Text under study
◇ ◇ ◇ ◇ ◇

Correlations of MRI findings with gross pathologic findings are documented in the pathology report and sections are submitted accordingly. Transverse slices are inspected to note the following: (1) extent of tumor and the closest distance of the tumor to the circumferential resection margin (CRM) (the closest point is specified as anterior, posterior, right/left lateral); (2) areas suspicious for extramural vascular invasion (EMVI), often correlating with “stranding” noted on the MRI25; (3) any positive lymph nodes and their relationship to the CRM (the location of positive node is specified in a clock face manner); and (4) other pertinent pathologic findings (polyps, diverticula, adhesions, etc.).

Routine sections include the following:

  • En face proximal and distal resection margins

  • Three sections of tumor showing the closest CRM

  • One section of tumor showing the luminal aspect

  • Two sections of tumor abutting peritonealized surface when applicable

  • Section(s) of areas suggestive for EMVI

  • All lymph nodes.

◇ ◇ ◇ ◇ ◇

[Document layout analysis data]
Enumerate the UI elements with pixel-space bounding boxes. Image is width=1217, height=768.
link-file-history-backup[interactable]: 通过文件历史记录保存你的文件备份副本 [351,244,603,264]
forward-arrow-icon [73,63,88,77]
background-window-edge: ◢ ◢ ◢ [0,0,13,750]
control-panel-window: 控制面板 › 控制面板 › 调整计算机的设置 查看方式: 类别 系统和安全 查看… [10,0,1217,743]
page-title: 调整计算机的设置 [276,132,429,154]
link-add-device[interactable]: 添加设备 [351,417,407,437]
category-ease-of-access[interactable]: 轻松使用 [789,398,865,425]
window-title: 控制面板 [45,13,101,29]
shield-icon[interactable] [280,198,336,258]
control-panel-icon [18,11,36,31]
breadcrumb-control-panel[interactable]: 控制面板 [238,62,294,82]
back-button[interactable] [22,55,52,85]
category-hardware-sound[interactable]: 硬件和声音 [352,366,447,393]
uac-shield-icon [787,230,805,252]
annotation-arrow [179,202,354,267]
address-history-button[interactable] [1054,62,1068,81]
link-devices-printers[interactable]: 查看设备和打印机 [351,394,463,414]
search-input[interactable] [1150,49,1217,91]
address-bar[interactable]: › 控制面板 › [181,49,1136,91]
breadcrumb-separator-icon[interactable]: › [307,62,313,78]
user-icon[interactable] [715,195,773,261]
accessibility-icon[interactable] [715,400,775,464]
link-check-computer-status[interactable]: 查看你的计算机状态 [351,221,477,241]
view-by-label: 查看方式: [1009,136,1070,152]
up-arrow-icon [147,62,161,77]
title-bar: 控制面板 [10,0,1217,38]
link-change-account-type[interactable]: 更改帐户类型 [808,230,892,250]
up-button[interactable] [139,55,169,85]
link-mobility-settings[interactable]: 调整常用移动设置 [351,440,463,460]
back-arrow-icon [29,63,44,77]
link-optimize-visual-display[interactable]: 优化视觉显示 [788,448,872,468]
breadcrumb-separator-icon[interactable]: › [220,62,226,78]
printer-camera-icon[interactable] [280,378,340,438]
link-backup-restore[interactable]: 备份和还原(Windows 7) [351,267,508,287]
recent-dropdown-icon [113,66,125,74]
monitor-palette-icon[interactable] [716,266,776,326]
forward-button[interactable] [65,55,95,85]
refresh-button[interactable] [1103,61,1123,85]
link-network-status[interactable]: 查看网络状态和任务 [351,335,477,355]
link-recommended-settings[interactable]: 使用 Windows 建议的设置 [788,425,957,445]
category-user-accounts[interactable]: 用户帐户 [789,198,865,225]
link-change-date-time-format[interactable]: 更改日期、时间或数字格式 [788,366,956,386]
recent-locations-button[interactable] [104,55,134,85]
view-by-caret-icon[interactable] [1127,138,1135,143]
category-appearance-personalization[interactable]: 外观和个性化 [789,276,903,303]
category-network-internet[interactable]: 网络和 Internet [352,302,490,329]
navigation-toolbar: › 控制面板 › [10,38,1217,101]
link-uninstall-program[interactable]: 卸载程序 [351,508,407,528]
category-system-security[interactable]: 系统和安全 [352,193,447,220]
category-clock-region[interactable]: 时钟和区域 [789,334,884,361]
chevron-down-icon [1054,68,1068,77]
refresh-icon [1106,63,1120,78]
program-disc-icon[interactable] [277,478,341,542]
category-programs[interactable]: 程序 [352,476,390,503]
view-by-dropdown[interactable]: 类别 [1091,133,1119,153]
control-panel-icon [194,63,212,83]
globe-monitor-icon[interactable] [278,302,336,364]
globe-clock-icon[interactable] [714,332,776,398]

◇ ◇ ◇ ◇ ◇

Problem requirements
Continue the text on pathologic sectioning of tumor resection specimens from the point where it ends.

Answer below
Lymph nodes abutting the CRM should be submitted illustrating the relationship to the CRM. Any lymph nodes specifically noted on MRI findings are submitted and designated as such.26 Since the anatomic landmarks seen on imaging are not available with the resected specimen, clock face positions are used to identify suspicious lymph nodes. If the apical node is identified (Dukes), it is submitted separately and designated as such.27 Whole mount sections can be helpful to determine depth of extension of T3 tumors, but this can be well demonstrated with carefully considered sampling of the tumor. Whole mount tissue processing is not used in our institution, and no tissue is routinely frozen for further studies. Some institutions do not routinely submit proximal margins if they are grossly greater than 5 cm, but all proximal and distal margins are examined microscopically at this institution.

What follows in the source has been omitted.